Given problem: Reproduce the following material exactly, including every line.

Provided data:
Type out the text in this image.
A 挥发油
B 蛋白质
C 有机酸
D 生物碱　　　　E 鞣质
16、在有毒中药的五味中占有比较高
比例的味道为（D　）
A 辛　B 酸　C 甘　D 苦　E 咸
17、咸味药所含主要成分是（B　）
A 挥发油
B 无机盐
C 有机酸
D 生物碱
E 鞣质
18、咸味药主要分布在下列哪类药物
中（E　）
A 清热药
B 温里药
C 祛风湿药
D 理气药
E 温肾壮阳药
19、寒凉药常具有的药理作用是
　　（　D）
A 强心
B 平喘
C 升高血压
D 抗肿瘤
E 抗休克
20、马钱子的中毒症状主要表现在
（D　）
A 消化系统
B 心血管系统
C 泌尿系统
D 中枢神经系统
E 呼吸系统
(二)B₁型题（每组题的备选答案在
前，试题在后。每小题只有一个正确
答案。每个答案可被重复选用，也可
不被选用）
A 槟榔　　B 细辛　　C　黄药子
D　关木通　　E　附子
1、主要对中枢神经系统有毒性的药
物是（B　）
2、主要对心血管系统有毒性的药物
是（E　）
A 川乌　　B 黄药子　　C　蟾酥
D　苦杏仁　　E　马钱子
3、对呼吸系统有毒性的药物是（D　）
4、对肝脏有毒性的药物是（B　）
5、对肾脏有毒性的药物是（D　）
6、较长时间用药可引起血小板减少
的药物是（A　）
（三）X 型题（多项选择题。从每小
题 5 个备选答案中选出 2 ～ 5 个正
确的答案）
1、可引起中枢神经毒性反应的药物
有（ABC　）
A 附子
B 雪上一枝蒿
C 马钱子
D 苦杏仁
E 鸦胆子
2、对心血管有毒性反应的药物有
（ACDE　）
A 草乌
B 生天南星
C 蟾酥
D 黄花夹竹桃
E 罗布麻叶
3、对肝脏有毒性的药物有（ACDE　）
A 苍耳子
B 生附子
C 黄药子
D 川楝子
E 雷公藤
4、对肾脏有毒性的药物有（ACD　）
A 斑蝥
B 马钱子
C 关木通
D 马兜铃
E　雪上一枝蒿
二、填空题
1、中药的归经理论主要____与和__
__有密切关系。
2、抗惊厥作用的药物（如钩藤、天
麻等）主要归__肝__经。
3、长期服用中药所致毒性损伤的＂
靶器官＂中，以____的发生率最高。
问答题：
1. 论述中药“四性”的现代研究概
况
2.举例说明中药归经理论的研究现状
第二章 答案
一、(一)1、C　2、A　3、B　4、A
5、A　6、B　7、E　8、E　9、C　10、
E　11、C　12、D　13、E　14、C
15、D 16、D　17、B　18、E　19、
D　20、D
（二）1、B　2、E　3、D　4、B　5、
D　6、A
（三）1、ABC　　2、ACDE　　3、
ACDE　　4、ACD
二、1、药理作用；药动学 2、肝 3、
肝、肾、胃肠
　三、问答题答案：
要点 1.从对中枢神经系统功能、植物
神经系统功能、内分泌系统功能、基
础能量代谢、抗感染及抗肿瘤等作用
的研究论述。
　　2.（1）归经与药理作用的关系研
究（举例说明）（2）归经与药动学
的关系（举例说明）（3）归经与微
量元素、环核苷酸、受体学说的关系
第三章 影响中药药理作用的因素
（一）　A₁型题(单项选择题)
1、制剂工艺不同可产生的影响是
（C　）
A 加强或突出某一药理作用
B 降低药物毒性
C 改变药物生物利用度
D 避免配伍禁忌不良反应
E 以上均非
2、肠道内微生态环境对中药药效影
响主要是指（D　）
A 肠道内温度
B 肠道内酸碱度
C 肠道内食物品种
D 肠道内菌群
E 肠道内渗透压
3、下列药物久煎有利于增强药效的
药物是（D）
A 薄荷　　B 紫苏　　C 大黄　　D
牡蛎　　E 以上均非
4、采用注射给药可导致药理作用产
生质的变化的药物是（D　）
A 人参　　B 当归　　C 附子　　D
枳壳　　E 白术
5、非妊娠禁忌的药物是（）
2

Final answer:
Type out the text in this image.
A 挥发油
B 蛋白质
C 有机酸
D 生物碱　　　　E 鞣质
16、在有毒中药的五味中占有比较高
比例的味道为（D　）
A 辛　B 酸　C 甘　D 苦　E 咸
17、咸味药所含主要成分是（B　）
A 挥发油
B 无机盐
C 有机酸
D 生物碱
E 鞣质
18、咸味药主要分布在下列哪类药物
中（E　）
A 清热药
B 温里药
C 祛风湿药
D 理气药
E 温肾壮阳药
19、寒凉药常具有的药理作用是
　　（　D）
A 强心
B 平喘
C 升高血压
D 抗肿瘤
E 抗休克
20、马钱子的中毒症状主要表现在
（D　）
A 消化系统
B 心血管系统
C 泌尿系统
D 中枢神经系统
E 呼吸系统
(二)B₁型题（每组题的备选答案在
前，试题在后。每小题只有一个正确
答案。每个答案可被重复选用，也可
不被选用）
A 槟榔　　B 细辛　　C　黄药子
D　关木通　　E　附子
1、主要对中枢神经系统有毒性的药
物是（B　）
2、主要对心血管系统有毒性的药物
是（E　）
A 川乌　　B 黄药子　　C　蟾酥
D　苦杏仁　　E　马钱子
3、对呼吸系统有毒性的药物是（D　）
4、对肝脏有毒性的药物是（B　）
5、对肾脏有毒性的药物是（D　）
6、较长时间用药可引起血小板减少
的药物是（A　）
（三）X 型题（多项选择题。从每小
题 5 个备选答案中选出 2 ～ 5 个正
确的答案）
1、可引起中枢神经毒性反应的药物
有（ABC　）
A 附子
B 雪上一枝蒿
C 马钱子
D 苦杏仁
E 鸦胆子
2、对心血管有毒性反应的药物有
（ACDE　）
A 草乌
B 生天南星
C 蟾酥
D 黄花夹竹桃
E 罗布麻叶
3、对肝脏有毒性的药物有（ACDE　）
A 苍耳子
B 生附子
C 黄药子
D 川楝子
E 雷公藤
4、对肾脏有毒性的药物有（ACD　）
A 斑蝥
B 马钱子
C 关木通
D 马兜铃
E　雪上一枝蒿
二、填空题
1、中药的归经理论主要____与和__
__有密切关系。
2、抗惊厥作用的药物（如钩藤、天
麻等）主要归__肝__经。
3、长期服用中药所致毒性损伤的＂
靶器官＂中，以____的发生率最高。
问答题：
1. 论述中药“四性”的现代研究概
况
2.举例说明中药归经理论的研究现状
第二章 答案
一、(一)1、C　2、A　3、B　4、A
5、A　6、B　7、E　8、E　9、C　10、
E　11、C　12、D　13、E　14、C
15、D 16、D　17、B　18、E　19、
D　20、D
（二）1、B　2、E　3、D　4、B　5、
D　6、A
（三）1、ABC　　2、ACDE　　3、
ACDE　　4、ACD
二、1、药理作用；药动学 2、肝 3、
肝、肾、胃肠
　三、问答题答案：
要点 1.从对中枢神经系统功能、植物
神经系统功能、内分泌系统功能、基
础能量代谢、抗感染及抗肿瘤等作用
的研究论述。
　　2.（1）归经与药理作用的关系研
究（举例说明）（2）归经与药动学
的关系（举例说明）（3）归经与微
量元素、环核苷酸、受体学说的关系
第三章 影响中药药理作用的因素
（一）　A₁型题(单项选择题)
1、制剂工艺不同可产生的影响是
（C　）
A 加强或突出某一药理作用
B 降低药物毒性
C 改变药物生物利用度
D 避免配伍禁忌不良反应
E 以上均非
2、肠道内微生态环境对中药药效影
响主要是指（D　）
A 肠道内温度
B 肠道内酸碱度
C 肠道内食物品种
D 肠道内菌群
E 肠道内渗透压
3、下列药物久煎有利于增强药效的
药物是（D）
A 薄荷　　B 紫苏　　C 大黄　　D
牡蛎　　E 以上均非
4、采用注射给药可导致药理作用产
生质的变化的药物是（D　）
A 人参　　B 当归　　C 附子　　D
枳壳　　E 白术
5、非妊娠禁忌的药物是（）
2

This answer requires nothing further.